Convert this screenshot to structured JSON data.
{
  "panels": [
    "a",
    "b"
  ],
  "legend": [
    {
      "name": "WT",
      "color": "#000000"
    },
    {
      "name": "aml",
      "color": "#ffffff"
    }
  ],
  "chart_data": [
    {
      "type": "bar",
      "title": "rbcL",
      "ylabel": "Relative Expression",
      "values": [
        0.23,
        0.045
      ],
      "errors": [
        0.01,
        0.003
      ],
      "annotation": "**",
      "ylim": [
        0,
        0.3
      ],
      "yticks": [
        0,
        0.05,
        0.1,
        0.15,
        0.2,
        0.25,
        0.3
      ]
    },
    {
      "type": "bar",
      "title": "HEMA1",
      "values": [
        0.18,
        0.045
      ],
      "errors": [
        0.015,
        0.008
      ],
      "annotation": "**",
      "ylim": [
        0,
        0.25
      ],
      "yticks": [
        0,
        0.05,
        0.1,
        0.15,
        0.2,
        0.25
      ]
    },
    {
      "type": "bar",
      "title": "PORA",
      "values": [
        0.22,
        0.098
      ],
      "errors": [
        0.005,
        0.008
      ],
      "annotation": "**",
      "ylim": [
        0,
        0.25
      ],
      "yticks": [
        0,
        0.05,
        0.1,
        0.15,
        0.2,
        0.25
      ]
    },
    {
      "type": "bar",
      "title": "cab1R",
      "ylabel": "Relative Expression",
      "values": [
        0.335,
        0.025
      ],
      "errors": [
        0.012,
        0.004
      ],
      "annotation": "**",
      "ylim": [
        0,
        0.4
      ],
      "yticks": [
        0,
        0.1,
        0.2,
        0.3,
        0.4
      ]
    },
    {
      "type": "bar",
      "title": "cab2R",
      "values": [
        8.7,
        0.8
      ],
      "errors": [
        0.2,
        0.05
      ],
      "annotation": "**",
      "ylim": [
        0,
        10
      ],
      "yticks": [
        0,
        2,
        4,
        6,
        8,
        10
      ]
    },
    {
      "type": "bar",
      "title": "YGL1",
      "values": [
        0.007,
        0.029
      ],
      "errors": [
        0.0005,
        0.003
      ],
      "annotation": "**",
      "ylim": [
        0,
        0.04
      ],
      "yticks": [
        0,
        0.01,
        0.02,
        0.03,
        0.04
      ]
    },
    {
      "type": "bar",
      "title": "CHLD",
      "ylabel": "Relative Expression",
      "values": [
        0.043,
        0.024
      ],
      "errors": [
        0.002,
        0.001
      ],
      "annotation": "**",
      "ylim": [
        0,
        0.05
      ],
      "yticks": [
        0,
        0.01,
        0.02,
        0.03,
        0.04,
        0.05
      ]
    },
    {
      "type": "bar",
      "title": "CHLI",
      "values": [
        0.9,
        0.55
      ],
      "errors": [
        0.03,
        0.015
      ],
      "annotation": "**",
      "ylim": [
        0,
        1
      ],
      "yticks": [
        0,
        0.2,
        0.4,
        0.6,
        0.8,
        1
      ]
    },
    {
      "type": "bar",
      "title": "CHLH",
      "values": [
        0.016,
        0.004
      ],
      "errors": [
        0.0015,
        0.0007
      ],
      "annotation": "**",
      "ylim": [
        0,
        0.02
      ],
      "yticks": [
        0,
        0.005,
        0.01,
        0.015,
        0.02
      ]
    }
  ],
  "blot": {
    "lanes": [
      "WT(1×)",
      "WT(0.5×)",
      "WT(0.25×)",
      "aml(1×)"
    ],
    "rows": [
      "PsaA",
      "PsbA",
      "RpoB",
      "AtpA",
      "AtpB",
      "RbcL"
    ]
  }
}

Task details:
Tell how many lines of the data above hold the string "title". Give only the number.

Solution to the problem:
9